**Things to do:**
• a. In the advice passage, copy out everything from "When you talk" down to "on a newsfeed.".
• b. Carry the advice passage on from where it stops.

For half an hour, go for a run by the river, or become a tiny figure hidden in the crowds of the city streets. Realize you don’t have to sacrifice your body for your mind, and that your mind doesn’t thrive only on black-on-white pages or haunted glowing screens. Draw in deeply through your nose and let clean, brisk outdoor air flow in.

When you talk to people, be honest about the negatives and effusive with the positives. Be genuine with the questions and frequent with the nods. Hold the door for people because their hands are full, not so you can be the “type of person” who does.

Wear a watch instead of checking your phone. Stare at the warm face across the lunch table instead of down at a thin little mechanical box whose insides you can’t understand.

It’s okay to check your email maybe two or three times a day. Simon told us over soft guitar that he could gather all the news he needs from the weather report. Don’t let Productive guilt you or hold you down, and set Productive aside when you need to. Take twenty minutes to lay down your thoughts on a blank sheet instead of spending eight on a newsfeed.

Page segmentation data
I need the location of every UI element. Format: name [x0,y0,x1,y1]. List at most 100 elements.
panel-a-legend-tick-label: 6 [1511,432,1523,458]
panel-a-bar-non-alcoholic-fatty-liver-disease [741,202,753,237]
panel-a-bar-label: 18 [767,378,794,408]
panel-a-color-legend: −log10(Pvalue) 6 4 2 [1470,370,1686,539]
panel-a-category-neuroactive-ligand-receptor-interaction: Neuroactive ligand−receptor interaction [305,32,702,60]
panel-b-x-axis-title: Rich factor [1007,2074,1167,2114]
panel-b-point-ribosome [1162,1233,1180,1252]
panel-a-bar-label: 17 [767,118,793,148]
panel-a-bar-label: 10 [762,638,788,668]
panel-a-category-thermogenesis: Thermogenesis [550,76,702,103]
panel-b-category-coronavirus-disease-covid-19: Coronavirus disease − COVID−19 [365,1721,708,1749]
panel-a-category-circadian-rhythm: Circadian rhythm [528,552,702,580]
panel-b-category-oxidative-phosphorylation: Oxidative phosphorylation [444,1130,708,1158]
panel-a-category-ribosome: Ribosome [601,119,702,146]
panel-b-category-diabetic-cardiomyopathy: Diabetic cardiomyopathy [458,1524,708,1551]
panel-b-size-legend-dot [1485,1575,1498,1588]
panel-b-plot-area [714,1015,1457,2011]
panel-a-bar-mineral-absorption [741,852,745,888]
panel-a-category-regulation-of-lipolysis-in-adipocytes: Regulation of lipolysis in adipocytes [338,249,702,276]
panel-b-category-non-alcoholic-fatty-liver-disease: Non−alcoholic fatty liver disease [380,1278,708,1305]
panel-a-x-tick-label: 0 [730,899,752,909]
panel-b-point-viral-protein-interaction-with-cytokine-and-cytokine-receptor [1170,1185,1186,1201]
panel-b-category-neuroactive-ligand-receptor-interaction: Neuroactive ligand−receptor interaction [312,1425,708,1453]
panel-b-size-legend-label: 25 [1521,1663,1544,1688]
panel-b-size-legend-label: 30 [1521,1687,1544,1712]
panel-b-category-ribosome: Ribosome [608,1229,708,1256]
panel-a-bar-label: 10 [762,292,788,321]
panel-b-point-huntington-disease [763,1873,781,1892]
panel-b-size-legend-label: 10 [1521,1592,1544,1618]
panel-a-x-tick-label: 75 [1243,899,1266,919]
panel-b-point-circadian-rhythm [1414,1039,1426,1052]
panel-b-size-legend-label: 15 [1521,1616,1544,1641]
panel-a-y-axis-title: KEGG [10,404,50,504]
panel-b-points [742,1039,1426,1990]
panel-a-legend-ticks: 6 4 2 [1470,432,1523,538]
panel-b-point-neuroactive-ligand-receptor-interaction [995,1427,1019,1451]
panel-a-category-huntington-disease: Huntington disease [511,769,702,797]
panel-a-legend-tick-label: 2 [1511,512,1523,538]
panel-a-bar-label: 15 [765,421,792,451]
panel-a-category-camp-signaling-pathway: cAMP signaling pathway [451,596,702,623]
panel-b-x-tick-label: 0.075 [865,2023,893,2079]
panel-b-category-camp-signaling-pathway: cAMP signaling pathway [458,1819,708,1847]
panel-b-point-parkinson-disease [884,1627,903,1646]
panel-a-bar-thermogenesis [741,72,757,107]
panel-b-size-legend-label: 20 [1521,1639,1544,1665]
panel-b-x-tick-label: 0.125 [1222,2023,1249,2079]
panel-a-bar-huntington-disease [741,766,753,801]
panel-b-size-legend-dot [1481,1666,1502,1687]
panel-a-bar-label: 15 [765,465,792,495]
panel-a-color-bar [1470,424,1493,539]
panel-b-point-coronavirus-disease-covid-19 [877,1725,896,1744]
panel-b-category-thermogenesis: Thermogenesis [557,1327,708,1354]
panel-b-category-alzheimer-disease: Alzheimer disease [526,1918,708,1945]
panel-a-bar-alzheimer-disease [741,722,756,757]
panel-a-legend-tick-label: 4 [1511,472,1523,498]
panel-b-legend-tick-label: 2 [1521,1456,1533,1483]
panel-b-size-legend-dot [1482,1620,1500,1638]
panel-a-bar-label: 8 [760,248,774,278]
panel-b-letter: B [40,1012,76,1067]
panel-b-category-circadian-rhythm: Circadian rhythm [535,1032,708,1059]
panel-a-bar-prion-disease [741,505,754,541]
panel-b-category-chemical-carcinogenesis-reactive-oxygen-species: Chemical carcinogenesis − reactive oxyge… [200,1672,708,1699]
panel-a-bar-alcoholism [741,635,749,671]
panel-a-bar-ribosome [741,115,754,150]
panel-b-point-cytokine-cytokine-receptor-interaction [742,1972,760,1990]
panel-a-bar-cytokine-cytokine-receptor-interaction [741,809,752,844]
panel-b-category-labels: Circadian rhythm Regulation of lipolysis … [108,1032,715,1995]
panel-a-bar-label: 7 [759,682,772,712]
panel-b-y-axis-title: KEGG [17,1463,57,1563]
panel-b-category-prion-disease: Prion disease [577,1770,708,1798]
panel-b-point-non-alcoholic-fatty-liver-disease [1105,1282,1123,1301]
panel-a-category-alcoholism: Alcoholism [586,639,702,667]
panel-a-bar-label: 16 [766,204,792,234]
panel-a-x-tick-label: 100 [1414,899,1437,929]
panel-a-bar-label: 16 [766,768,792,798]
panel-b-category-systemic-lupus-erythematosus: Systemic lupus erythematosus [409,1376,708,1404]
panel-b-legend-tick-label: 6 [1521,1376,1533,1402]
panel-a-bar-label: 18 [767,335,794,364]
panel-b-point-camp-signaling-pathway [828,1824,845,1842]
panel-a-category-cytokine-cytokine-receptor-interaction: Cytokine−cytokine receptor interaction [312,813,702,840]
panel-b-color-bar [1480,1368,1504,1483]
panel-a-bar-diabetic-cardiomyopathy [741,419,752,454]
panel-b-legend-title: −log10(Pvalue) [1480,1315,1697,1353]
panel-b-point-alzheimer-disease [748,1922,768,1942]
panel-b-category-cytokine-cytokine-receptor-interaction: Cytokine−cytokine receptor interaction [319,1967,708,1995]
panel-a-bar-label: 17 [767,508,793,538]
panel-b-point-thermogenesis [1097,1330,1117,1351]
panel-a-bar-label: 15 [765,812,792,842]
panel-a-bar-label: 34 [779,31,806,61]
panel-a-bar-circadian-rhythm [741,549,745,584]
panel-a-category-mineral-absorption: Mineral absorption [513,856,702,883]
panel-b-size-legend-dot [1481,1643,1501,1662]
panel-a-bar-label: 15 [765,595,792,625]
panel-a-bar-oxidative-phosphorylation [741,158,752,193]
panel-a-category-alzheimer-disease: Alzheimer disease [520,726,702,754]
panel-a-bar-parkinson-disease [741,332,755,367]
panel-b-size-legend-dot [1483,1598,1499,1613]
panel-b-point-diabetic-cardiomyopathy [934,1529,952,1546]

**Responses by task:**
• a.
When you talk to people, be honest about the negatives and effusive with the positives. Be genuine with the questions and frequent with the nods. Hold the door for people because their hands are full, not so you can be the “type of person” who does.

Wear a watch instead of checking your phone. Stare at the warm face across the lunch table instead of down at a thin little mechanical box whose insides you can’t understand.

It’s okay to check your email maybe two or three times a day. Simon told us over soft guitar that he could gather all the news he needs from the weather report. Don’t let Productive guilt you or hold you down, and set Productive aside when you need to. Take twenty minutes to lay down your thoughts on a blank sheet instead of spending eight on a newsfeed.

• b.
Look at what’s on top of your desk and in your bookshelf and remember you’re here because the contents of each work satisfy an intrinsic longing for something beyond the damp small-town newspaper you’d be picking up off your beloved childhood porch at home right now. Thank your home for instilling your passion and curiosity, no matter what it looked like.

Yes, you’ll have to sit back down at your computer, and open that document, and prop those textbooks back up precariously on the piles on your desk. You’ll have to start, which is painful, or start fixing things you’ve done poorly, which is often worse. Don’t think about the percentage that will stamp the paper later, though. The aftermath. Think about the present, and the ideas that are composing the paper. Spin and weave your present ideas as strong, golden fibers.

Look through the paper into my eyes. Yours. Hazel looking into hazel. Cracks and light spots and morphs and nuances, brown to green. Look alive. Look bright. You’ve done this before, and you’re going to be fine.